## DATA TO PROCESS
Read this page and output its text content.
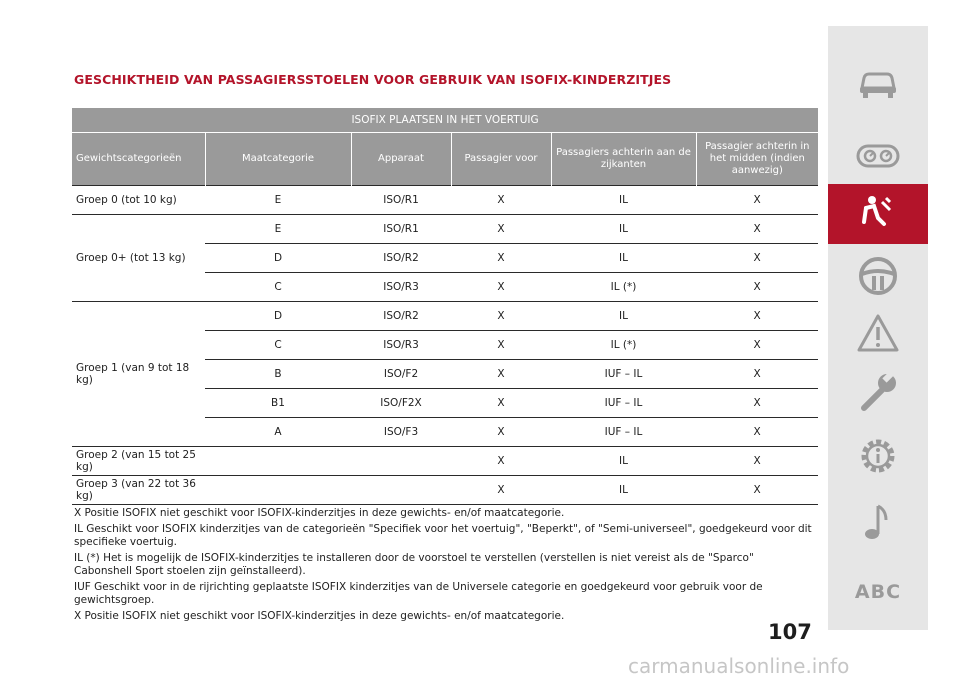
GESCHIKTHEID VAN PASSAGIERSSTOELEN VOOR GEBRUIK VAN ISOFIX-KINDERZITJES
ISOFIX PLAATSEN IN HET VOERTUIG					
Gewichtscategorieën	Maatcategorie	Apparaat	Passagier voor	Passagiers achterin aan de zijkanten	Passagier achterin in het midden (indien aanwezig)
Groep 0 (tot 10 kg)	E	ISO/R1	X	IL	X
Groep 0+ (tot 13 kg)	E	ISO/R1	X	IL	X
	D	ISO/R2	X	IL	X
	C	ISO/R3	X	IL (*)	X
Groep 1 (van 9 tot 18 kg)	D	ISO/R2	X	IL	X
	C	ISO/R3	X	IL (*)	X
	B	ISO/F2	X	IUF – IL	X
	B1	ISO/F2X	X	IUF – IL	X
	A	ISO/F3	X	IUF – IL	X
Groep 2 (van 15 tot 25 kg)			X	IL	X
Groep 3 (van 22 tot 36 kg)			X	IL	X

X Positie ISOFIX niet geschikt voor ISOFIX-kinderzitjes in deze gewichts- en/of maatcategorie.

IL Geschikt voor ISOFIX kinderzitjes van de categorieën "Specifiek voor het voertuig", "Beperkt", of "Semi-universeel", goedgekeurd voor dit specifieke voertuig.

IL (*) Het is mogelijk de ISOFIX-kinderzitjes te installeren door de voorstoel te verstellen (verstellen is niet vereist als de "Sparco" Cabonshell Sport stoelen zijn geïnstalleerd).

IUF Geschikt voor in de rijrichting geplaatste ISOFIX kinderzitjes van de Universele categorie en goedgekeurd voor gebruik voor de gewichtsgroep.

X Positie ISOFIX niet geschikt voor ISOFIX-kinderzitjes in deze gewichts- en/of maatcategorie.

107
ABC
carmanualsonline.info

## EXERCISE PROMPT
List every line from the entries above in which "goedgekeurd" appears.

## COMPLETE RESPONSE
IL Geschikt voor ISOFIX kinderzitjes van de categorieën "Specifiek voor het voertuig", "Beperkt", of "Semi-universeel", goedgekeurd voor dit specifieke voertuig.
IUF Geschikt voor in de rijrichting geplaatste ISOFIX kinderzitjes van de Universele categorie en goedgekeurd voor gebruik voor de gewichtsgroep.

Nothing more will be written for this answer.